-- Start of Material provided --

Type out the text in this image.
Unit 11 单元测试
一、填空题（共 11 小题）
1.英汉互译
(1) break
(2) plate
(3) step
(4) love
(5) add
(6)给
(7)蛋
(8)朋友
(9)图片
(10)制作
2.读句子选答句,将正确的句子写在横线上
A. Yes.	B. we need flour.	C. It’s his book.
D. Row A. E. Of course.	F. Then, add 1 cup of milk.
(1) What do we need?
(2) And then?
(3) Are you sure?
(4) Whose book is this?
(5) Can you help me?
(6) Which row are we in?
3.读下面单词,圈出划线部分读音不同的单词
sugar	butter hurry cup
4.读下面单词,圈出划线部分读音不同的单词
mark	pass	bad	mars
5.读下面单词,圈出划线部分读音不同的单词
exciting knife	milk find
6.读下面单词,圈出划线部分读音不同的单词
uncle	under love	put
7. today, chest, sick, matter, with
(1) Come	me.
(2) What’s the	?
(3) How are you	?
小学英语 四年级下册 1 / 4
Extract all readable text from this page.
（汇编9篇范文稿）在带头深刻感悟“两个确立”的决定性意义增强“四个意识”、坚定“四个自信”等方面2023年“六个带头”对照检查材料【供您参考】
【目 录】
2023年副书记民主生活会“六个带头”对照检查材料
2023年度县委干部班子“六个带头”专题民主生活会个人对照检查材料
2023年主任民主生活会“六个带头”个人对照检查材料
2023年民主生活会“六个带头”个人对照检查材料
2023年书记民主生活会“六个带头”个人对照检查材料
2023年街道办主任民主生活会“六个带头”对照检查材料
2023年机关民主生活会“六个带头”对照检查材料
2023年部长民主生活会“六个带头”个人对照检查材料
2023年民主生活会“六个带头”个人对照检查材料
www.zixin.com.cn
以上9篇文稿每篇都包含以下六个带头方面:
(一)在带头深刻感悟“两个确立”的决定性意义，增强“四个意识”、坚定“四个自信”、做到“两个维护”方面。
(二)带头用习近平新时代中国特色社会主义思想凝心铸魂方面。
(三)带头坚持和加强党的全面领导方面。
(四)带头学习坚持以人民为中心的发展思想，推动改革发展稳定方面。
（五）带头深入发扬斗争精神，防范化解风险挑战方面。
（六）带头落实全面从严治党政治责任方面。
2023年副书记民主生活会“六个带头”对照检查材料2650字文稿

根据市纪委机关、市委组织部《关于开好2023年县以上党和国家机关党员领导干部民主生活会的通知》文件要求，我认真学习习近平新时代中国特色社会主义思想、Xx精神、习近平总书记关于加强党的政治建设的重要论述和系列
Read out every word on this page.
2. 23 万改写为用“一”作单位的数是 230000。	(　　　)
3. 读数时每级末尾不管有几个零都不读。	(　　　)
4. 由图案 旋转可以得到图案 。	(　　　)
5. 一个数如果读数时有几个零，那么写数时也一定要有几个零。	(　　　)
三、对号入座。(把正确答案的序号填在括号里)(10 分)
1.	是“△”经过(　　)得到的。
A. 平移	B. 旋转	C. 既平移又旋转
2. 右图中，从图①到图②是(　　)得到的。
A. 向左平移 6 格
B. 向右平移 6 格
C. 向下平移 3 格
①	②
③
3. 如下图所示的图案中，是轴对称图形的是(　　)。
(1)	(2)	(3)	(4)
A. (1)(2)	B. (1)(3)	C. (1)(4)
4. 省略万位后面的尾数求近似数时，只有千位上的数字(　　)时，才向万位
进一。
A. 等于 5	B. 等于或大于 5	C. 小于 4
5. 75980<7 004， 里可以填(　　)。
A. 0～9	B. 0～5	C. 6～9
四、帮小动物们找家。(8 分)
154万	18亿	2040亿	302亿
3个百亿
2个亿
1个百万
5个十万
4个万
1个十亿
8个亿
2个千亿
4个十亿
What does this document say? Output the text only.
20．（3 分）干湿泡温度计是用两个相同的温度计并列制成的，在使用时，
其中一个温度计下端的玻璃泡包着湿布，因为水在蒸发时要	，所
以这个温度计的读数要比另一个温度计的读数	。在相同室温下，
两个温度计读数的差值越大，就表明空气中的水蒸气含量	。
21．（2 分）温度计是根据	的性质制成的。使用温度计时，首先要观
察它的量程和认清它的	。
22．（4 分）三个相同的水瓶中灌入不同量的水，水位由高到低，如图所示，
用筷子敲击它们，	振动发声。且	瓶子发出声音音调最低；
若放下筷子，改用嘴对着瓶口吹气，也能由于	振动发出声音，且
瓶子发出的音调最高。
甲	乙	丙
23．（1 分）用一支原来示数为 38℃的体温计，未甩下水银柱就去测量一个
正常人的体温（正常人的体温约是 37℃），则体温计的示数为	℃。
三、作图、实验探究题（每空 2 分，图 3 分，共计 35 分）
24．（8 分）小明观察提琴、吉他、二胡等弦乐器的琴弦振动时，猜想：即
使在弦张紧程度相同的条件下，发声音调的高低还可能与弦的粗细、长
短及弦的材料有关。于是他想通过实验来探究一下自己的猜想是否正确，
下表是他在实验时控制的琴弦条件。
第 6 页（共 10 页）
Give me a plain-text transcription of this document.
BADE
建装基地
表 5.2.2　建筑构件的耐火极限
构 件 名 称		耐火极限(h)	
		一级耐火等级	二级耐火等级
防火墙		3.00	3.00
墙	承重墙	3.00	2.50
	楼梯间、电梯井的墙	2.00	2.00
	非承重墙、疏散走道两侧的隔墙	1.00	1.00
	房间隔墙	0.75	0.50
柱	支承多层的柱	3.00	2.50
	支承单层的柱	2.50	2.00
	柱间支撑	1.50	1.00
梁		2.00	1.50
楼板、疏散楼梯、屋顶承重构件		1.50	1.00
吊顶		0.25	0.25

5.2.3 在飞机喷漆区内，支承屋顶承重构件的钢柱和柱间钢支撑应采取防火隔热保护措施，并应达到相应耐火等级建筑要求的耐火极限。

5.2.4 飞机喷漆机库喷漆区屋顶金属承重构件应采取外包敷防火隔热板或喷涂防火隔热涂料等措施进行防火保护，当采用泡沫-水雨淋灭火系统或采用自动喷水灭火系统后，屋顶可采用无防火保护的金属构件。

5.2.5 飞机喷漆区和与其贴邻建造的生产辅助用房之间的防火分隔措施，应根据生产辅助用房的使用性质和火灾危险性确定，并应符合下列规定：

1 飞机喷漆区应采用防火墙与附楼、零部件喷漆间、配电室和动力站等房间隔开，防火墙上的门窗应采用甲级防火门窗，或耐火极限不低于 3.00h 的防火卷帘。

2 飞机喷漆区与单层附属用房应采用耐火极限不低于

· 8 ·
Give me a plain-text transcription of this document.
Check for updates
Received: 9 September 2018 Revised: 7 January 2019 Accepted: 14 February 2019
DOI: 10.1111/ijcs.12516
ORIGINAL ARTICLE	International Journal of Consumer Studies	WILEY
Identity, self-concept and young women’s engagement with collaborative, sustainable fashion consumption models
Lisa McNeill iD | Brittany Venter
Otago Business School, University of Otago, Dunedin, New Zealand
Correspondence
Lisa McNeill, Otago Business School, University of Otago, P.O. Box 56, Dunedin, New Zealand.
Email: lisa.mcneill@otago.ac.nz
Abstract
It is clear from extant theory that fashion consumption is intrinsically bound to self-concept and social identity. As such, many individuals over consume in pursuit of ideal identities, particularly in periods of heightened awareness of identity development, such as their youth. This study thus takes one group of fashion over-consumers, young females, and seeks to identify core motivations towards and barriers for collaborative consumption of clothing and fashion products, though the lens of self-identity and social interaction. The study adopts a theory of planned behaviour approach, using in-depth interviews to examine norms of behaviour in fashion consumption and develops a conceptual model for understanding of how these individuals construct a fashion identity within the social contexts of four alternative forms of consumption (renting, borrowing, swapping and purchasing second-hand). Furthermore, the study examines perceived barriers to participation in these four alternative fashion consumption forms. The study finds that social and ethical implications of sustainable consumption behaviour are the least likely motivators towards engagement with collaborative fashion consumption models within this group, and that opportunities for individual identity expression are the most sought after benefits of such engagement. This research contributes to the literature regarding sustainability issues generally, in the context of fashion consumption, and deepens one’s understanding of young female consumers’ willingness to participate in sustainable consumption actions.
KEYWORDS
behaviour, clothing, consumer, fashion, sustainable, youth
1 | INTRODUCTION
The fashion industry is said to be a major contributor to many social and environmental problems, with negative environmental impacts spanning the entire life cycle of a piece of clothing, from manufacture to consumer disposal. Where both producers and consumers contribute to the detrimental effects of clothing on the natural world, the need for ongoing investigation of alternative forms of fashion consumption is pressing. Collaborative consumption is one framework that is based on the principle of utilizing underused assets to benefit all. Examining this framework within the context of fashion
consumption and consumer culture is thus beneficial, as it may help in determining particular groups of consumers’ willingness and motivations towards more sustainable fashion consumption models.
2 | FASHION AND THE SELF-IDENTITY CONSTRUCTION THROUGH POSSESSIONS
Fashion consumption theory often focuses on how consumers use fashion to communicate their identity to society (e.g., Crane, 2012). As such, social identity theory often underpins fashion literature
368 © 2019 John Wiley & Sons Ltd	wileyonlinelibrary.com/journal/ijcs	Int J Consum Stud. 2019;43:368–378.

-- End of Material provided --

Return every line of the preceding records in which the word "What" appears.

(1) What do we need?
(2) What’s the	?
What does this document say? Output the text only.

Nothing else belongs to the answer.